Objective: Convert the lines from the one containing "x-tick-label: 480: [430, 346, 444, 356]" through the one containing "result-title: % Strength", inclusive, into a numbered list, omitting any blank lines.

Rows from a dataset:
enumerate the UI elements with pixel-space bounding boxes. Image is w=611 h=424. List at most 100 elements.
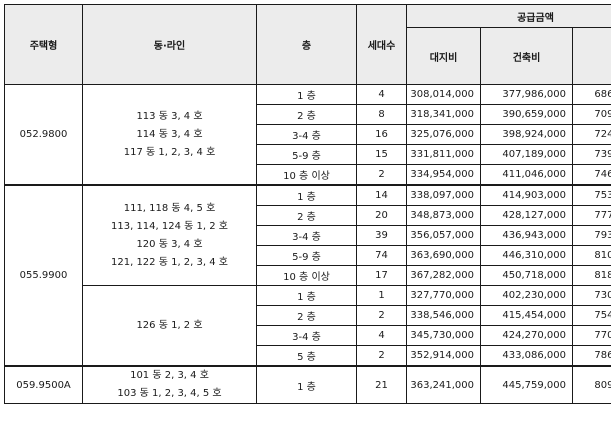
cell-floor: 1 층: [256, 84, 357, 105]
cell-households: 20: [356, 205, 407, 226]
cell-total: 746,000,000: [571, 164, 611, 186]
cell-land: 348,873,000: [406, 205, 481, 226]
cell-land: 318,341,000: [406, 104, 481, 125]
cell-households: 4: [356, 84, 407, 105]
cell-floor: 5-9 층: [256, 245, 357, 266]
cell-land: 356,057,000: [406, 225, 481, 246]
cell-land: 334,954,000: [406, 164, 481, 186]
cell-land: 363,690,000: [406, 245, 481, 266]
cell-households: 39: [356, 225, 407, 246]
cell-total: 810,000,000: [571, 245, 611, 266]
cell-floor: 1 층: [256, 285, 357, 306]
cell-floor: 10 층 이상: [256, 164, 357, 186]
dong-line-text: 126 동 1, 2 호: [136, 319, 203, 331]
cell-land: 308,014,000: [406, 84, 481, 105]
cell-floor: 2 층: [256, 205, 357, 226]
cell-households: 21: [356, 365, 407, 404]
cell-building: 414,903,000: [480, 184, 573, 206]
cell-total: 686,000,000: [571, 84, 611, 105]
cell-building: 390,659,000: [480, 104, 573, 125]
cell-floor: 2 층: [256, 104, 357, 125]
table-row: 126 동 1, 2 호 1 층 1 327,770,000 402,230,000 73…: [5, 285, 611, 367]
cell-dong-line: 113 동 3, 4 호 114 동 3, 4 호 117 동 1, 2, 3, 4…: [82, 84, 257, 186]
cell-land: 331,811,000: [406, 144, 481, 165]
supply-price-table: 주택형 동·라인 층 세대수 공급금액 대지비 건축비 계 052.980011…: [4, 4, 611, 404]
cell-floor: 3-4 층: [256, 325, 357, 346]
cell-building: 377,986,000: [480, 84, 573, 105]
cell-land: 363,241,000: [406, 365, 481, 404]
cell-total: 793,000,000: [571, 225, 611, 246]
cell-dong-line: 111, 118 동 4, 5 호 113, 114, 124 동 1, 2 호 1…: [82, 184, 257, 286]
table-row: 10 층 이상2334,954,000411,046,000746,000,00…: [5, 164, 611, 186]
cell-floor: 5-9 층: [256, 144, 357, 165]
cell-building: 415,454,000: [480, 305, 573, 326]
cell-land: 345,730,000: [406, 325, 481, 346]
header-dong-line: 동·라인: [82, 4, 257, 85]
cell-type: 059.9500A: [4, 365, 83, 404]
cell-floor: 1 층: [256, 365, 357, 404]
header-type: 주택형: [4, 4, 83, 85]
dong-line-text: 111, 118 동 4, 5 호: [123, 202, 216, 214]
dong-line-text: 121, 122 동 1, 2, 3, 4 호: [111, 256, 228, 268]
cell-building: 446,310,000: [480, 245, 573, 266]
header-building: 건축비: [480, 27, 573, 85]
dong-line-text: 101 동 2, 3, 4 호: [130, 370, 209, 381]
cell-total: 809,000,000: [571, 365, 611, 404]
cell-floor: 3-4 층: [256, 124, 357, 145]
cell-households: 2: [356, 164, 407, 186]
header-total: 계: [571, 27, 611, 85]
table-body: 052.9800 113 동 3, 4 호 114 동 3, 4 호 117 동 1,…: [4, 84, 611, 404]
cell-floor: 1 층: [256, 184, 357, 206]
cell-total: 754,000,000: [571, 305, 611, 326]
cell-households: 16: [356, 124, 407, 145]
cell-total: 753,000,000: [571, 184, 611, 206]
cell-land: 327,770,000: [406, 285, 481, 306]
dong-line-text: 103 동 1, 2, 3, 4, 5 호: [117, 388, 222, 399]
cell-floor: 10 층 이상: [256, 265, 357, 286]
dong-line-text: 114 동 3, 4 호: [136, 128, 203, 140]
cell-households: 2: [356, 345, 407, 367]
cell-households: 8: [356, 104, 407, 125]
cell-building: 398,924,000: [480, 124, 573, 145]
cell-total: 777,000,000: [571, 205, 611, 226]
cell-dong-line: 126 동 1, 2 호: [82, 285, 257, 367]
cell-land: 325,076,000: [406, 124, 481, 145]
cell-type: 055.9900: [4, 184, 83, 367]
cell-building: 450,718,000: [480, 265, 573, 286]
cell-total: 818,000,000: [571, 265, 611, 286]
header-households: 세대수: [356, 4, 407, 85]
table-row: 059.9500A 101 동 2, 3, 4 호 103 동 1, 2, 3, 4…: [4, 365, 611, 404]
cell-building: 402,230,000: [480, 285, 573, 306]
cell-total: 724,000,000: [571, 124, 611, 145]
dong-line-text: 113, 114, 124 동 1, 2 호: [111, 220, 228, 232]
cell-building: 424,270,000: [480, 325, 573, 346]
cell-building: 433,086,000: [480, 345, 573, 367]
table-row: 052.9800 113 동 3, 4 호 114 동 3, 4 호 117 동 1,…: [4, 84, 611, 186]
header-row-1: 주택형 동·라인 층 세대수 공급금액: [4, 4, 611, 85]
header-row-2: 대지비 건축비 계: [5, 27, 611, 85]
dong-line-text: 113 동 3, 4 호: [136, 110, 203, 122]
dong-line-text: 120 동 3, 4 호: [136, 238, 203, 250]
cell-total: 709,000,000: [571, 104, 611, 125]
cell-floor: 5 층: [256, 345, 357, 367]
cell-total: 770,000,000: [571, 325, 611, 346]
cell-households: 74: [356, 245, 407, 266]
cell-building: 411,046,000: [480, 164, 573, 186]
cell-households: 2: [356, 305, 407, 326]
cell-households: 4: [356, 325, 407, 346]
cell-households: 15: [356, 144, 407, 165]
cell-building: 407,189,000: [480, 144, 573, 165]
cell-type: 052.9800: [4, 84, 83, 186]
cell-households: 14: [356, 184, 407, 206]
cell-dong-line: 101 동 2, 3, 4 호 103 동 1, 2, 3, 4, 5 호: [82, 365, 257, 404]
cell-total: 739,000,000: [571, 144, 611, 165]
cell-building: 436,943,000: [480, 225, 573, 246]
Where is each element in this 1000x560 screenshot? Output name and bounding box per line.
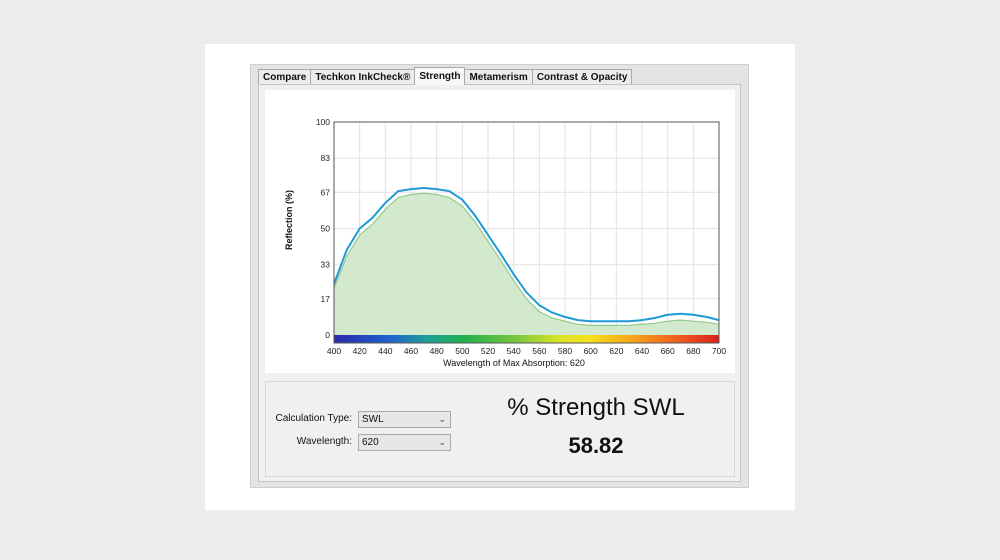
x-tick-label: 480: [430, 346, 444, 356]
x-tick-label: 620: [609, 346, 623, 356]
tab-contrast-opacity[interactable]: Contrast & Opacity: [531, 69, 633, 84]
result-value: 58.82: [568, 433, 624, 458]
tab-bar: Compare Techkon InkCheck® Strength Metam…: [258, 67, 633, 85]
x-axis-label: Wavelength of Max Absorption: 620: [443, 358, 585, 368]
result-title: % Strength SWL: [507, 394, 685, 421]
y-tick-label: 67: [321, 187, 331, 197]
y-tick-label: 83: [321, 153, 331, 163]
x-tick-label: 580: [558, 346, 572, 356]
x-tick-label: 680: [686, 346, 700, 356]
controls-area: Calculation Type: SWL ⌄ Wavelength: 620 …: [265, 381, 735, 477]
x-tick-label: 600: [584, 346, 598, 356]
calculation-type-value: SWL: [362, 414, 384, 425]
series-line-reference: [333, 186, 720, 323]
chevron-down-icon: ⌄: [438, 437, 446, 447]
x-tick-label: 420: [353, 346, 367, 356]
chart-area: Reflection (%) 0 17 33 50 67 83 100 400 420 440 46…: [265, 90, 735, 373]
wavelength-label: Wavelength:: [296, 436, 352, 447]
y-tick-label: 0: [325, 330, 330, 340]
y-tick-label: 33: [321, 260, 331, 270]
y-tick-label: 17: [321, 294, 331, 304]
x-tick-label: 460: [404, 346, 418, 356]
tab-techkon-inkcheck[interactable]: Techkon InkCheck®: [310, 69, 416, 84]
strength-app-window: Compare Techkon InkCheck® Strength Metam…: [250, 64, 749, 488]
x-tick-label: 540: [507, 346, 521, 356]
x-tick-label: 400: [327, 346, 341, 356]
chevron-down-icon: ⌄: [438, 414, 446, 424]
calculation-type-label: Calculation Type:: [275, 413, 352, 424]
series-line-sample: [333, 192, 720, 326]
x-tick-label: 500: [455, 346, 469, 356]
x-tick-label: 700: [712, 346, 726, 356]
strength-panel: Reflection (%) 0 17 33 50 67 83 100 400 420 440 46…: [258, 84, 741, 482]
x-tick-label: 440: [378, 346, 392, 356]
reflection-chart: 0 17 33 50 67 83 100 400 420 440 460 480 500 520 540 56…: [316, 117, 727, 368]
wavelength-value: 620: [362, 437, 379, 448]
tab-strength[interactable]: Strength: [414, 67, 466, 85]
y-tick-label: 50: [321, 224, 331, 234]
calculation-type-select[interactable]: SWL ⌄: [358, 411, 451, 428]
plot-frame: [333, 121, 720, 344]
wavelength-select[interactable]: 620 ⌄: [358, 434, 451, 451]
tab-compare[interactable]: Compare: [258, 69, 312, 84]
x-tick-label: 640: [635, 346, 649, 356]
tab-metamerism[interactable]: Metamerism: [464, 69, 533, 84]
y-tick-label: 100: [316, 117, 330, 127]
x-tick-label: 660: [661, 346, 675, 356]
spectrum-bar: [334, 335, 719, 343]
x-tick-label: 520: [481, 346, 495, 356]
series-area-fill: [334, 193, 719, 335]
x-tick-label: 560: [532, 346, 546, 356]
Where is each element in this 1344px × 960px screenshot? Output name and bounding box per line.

==

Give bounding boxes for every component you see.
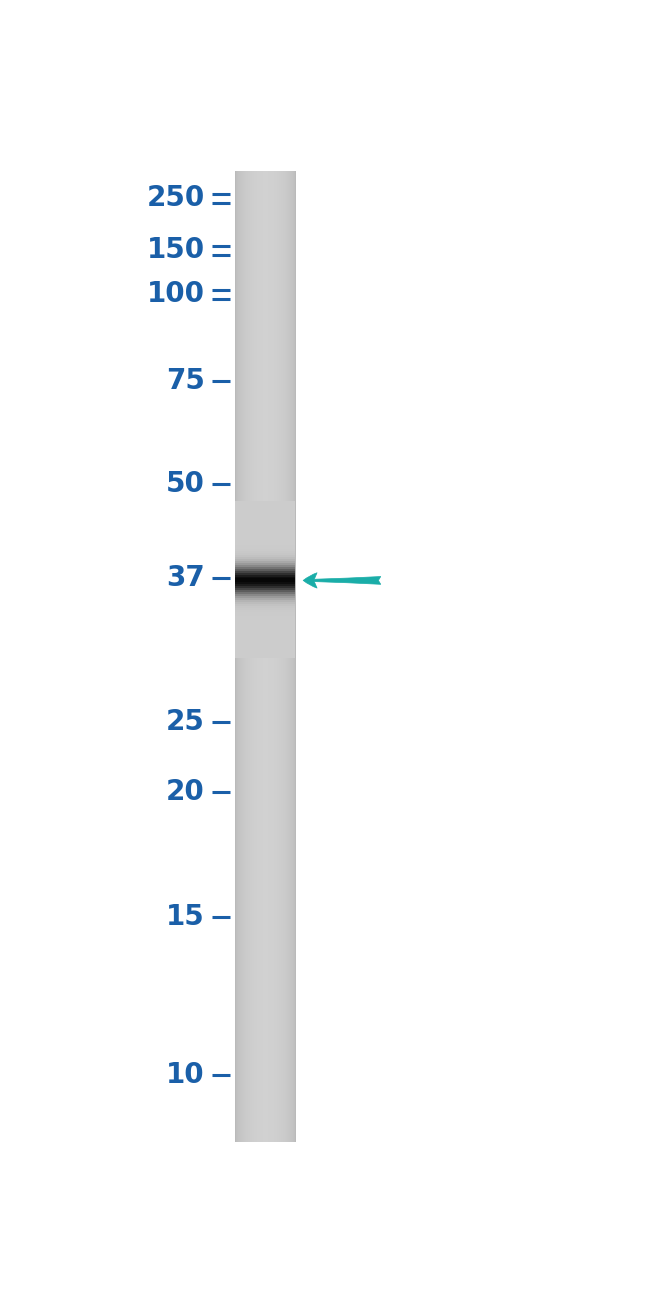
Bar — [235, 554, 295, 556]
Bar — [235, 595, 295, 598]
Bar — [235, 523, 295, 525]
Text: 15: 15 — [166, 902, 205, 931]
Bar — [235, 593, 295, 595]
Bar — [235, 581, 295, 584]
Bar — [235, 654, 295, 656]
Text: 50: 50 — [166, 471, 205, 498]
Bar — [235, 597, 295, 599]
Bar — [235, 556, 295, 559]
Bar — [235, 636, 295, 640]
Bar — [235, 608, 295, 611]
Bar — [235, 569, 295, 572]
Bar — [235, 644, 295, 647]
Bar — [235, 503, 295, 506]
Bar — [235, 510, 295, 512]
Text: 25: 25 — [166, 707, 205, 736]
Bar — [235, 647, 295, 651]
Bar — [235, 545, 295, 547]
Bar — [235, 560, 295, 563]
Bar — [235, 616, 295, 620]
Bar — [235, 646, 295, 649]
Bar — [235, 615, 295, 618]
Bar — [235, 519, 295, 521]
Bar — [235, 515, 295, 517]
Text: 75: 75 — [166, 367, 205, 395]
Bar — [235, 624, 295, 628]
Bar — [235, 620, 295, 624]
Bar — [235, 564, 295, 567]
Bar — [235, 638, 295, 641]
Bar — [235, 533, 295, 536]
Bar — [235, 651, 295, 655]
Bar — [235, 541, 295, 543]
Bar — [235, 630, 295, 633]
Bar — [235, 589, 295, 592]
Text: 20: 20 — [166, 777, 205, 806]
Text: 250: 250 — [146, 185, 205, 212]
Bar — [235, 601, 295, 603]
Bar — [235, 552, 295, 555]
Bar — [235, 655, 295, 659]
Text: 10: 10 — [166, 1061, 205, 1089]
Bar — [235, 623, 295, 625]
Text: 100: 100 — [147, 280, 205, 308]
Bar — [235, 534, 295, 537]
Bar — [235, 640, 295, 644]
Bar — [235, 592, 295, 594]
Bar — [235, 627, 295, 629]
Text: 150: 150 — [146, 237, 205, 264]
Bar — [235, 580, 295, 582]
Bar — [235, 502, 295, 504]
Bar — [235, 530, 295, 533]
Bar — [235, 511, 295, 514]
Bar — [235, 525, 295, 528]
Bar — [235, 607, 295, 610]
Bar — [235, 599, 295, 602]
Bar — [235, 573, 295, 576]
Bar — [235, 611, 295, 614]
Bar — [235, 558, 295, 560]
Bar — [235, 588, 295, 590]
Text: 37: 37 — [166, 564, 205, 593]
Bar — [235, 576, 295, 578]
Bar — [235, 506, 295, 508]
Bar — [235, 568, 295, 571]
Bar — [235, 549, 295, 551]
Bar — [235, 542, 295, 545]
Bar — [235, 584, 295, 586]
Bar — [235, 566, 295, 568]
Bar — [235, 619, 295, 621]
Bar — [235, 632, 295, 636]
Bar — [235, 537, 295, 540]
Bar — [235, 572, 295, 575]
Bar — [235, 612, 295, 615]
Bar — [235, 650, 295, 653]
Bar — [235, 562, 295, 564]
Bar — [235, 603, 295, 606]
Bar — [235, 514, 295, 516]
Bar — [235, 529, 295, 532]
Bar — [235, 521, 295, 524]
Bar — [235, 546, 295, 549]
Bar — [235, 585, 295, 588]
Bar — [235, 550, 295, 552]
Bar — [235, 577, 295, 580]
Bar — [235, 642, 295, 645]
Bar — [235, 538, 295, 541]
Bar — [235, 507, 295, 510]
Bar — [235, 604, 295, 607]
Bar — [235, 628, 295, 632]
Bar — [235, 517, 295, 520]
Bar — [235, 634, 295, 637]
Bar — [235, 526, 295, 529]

Solution to the problem:
1. x-tick-label: 480: [430, 346, 444, 356]
2. x-tick-label: 620: [609, 346, 623, 356]
3. tab-contrast-opacity[interactable]: Contrast & Opacity: [531, 69, 633, 84]
4. result-value: 58.82: [568, 433, 624, 458]
5. tab-bar: Compare Techkon InkCheck® Strength Metam…: [258, 67, 633, 85]
6. x-axis-label: Wavelength of Max Absorption: 620: [443, 358, 585, 368]
7. result-title: % Strength SWL: [507, 394, 685, 421]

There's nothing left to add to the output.